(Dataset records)
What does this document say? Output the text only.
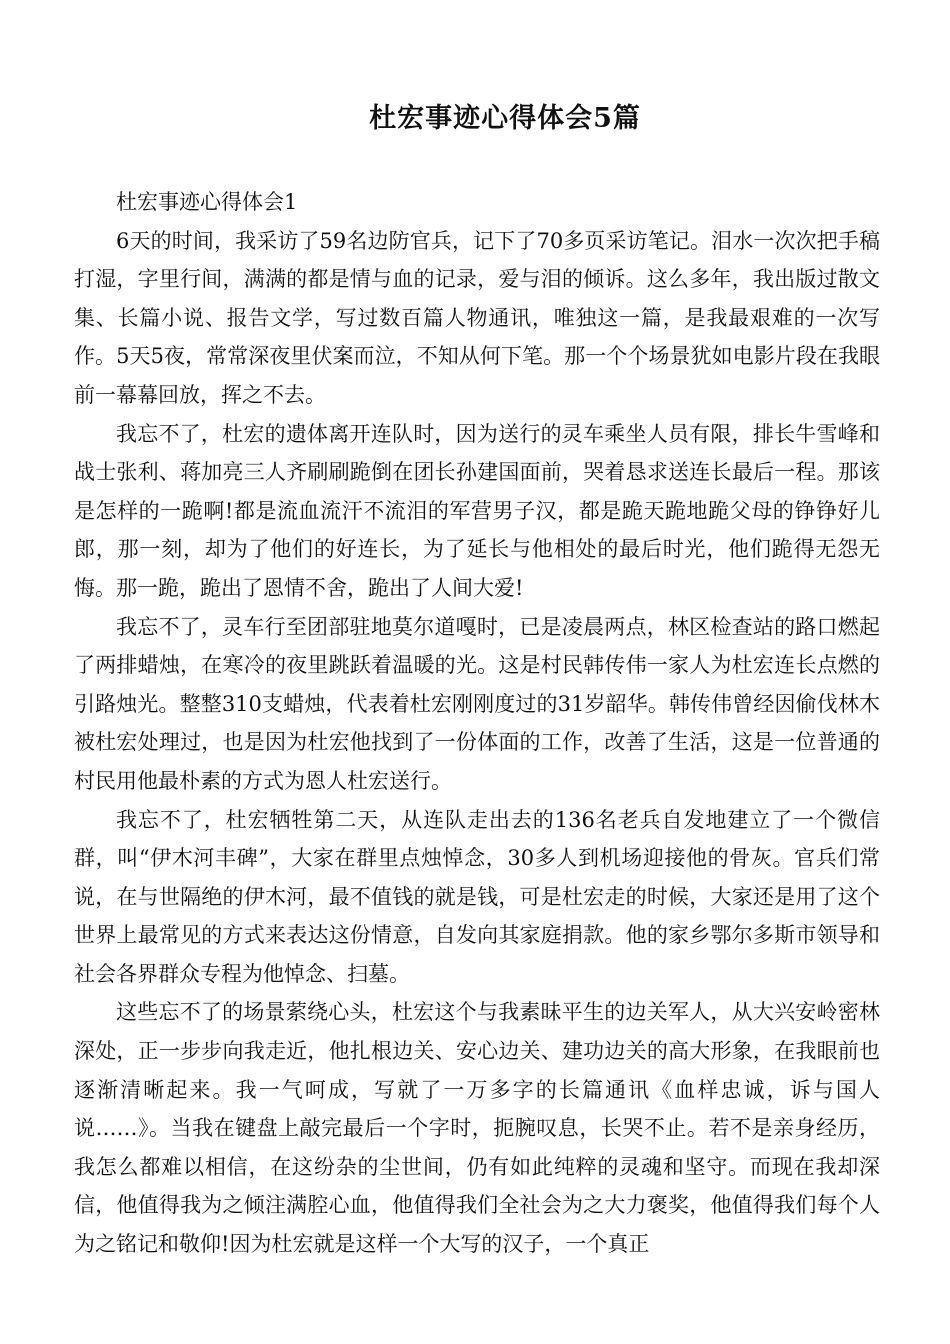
杜宏事迹心得体会5篇

杜宏事迹心得体会1

6天的时间，我采访了59名边防官兵，记下了70多页采访笔记。泪水一次次把手稿打湿，字里行间，满满的都是情与血的记录，爱与泪的倾诉。这么多年，我出版过散文集、长篇小说、报告文学，写过数百篇人物通讯，唯独这一篇，是我最艰难的一次写作。5天5夜，常常深夜里伏案而泣，不知从何下笔。那一个个场景犹如电影片段在我眼前一幕幕回放，挥之不去。

我忘不了，杜宏的遗体离开连队时，因为送行的灵车乘坐人员有限，排长牛雪峰和战士张利、蒋加亮三人齐刷刷跪倒在团长孙建国面前，哭着恳求送连长最后一程。那该是怎样的一跪啊!都是流血流汗不流泪的军营男子汉，都是跪天跪地跪父母的铮铮好儿郎，那一刻，却为了他们的好连长，为了延长与他相处的最后时光，他们跪得无怨无悔。那一跪，跪出了恩情不舍，跪出了人间大爱!

我忘不了，灵车行至团部驻地莫尔道嘎时，已是凌晨两点，林区检查站的路口燃起了两排蜡烛，在寒冷的夜里跳跃着温暖的光。这是村民韩传伟一家人为杜宏连长点燃的引路烛光。整整310支蜡烛，代表着杜宏刚刚度过的31岁韶华。韩传伟曾经因偷伐林木被杜宏处理过，也是因为杜宏他找到了一份体面的工作，改善了生活，这是一位普通的村民用他最朴素的方式为恩人杜宏送行。

我忘不了，杜宏牺牲第二天，从连队走出去的136名老兵自发地建立了一个微信群，叫“伊木河丰碑”，大家在群里点烛悼念，30多人到机场迎接他的骨灰。官兵们常说，在与世隔绝的伊木河，最不值钱的就是钱，可是杜宏走的时候，大家还是用了这个世界上最常见的方式来表达这份情意，自发向其家庭捐款。他的家乡鄂尔多斯市领导和社会各界群众专程为他悼念、扫墓。

这些忘不了的场景萦绕心头，杜宏这个与我素昧平生的边关军人，从大兴安岭密林深处，正一步步向我走近，他扎根边关、安心边关、建功边关的高大形象，在我眼前也逐渐清晰起来。我一气呵成，写就了一万多字的长篇通讯《血样忠诚，诉与国人说……》。当我在键盘上敲完最后一个字时，扼腕叹息，长哭不止。若不是亲身经历，我怎么都难以相信，在这纷杂的尘世间，仍有如此纯粹的灵魂和坚守。而现在我却深信，他值得我为之倾注满腔心血，他值得我们全社会为之大力褒奖，他值得我们每个人为之铭记和敬仰!因为杜宏就是这样一个大写的汉子，一个真正
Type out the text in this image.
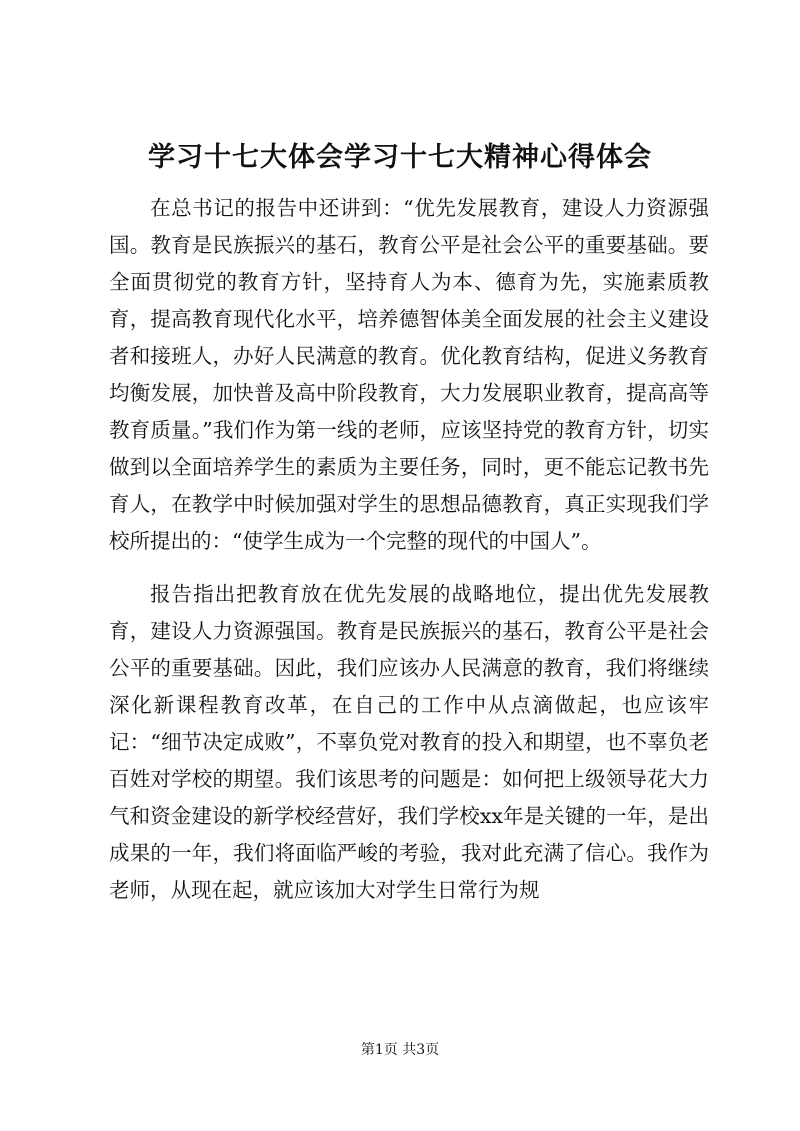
学习十七大体会学习十七大精神心得体会

在总书记的报告中还讲到：“优先发展教育，建设人力资源强国。教育是民族振兴的基石，教育公平是社会公平的重要基础。要全面贯彻党的教育方针，坚持育人为本、德育为先，实施素质教育，提高教育现代化水平，培养德智体美全面发展的社会主义建设者和接班人，办好人民满意的教育。优化教育结构，促进义务教育均衡发展，加快普及高中阶段教育，大力发展职业教育，提高高等教育质量。”我们作为第一线的老师，应该坚持党的教育方针，切实做到以全面培养学生的素质为主要任务，同时，更不能忘记教书先育人，在教学中时候加强对学生的思想品德教育，真正实现我们学校所提出的：“使学生成为一个完整的现代的中国人”。

报告指出把教育放在优先发展的战略地位，提出优先发展教育，建设人力资源强国。教育是民族振兴的基石，教育公平是社会公平的重要基础。因此，我们应该办人民满意的教育，我们将继续深化新课程教育改革，在自己的工作中从点滴做起，也应该牢记：“细节决定成败”，不辜负党对教育的投入和期望，也不辜负老百姓对学校的期望。我们该思考的问题是：如何把上级领导花大力气和资金建设的新学校经营好，我们学校xx年是关键的一年，是出成果的一年，我们将面临严峻的考验，我对此充满了信心。我作为老师，从现在起，就应该加大对学生日常行为规

第1页 共3页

Goal of the exercise: From the entries above, copy every line containing the word "this".

Task solution:
What does this document say? Output the text only.
Type out the text in this image.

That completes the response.